::: SOURCE RECORDS :::

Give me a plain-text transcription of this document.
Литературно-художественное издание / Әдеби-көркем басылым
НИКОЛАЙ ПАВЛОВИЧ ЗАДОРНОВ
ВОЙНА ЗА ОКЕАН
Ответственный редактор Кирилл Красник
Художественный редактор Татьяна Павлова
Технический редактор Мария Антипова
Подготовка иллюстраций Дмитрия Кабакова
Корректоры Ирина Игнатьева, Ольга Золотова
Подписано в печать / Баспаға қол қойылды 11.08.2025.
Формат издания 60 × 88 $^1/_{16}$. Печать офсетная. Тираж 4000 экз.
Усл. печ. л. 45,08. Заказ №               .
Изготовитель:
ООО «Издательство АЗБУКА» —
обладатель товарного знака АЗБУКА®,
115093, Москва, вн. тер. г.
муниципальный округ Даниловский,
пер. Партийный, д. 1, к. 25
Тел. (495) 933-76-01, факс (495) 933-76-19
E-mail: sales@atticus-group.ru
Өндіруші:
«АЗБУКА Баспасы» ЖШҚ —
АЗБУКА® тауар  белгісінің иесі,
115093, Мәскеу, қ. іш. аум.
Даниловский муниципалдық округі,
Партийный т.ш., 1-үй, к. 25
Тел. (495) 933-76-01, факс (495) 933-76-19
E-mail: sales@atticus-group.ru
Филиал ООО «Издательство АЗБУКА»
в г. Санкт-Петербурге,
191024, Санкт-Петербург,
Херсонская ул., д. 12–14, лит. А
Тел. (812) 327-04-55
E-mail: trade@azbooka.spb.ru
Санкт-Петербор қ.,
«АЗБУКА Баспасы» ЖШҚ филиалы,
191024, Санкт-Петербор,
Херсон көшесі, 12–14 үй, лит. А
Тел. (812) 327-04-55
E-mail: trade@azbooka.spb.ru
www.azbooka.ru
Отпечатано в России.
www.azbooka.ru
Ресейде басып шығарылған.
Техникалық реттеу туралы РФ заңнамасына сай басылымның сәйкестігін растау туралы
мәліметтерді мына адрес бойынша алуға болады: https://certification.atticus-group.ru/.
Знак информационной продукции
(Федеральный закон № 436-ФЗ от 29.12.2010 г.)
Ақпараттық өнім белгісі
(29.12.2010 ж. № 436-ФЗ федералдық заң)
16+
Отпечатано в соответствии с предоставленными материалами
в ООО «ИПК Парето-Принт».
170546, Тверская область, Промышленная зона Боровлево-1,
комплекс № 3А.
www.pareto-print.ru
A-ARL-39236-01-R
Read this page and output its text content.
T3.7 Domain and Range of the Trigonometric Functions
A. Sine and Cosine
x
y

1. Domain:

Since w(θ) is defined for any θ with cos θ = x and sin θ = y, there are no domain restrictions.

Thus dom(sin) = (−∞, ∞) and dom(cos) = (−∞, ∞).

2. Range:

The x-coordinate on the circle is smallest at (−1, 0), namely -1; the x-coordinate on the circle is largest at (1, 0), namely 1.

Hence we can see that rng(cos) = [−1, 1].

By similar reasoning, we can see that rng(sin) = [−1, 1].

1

:::

[WORK INSTRUCTIONS]
From the records above, work out how many lines contain the string "Range". Give only the number.

[WRITTEN ANSWER]
2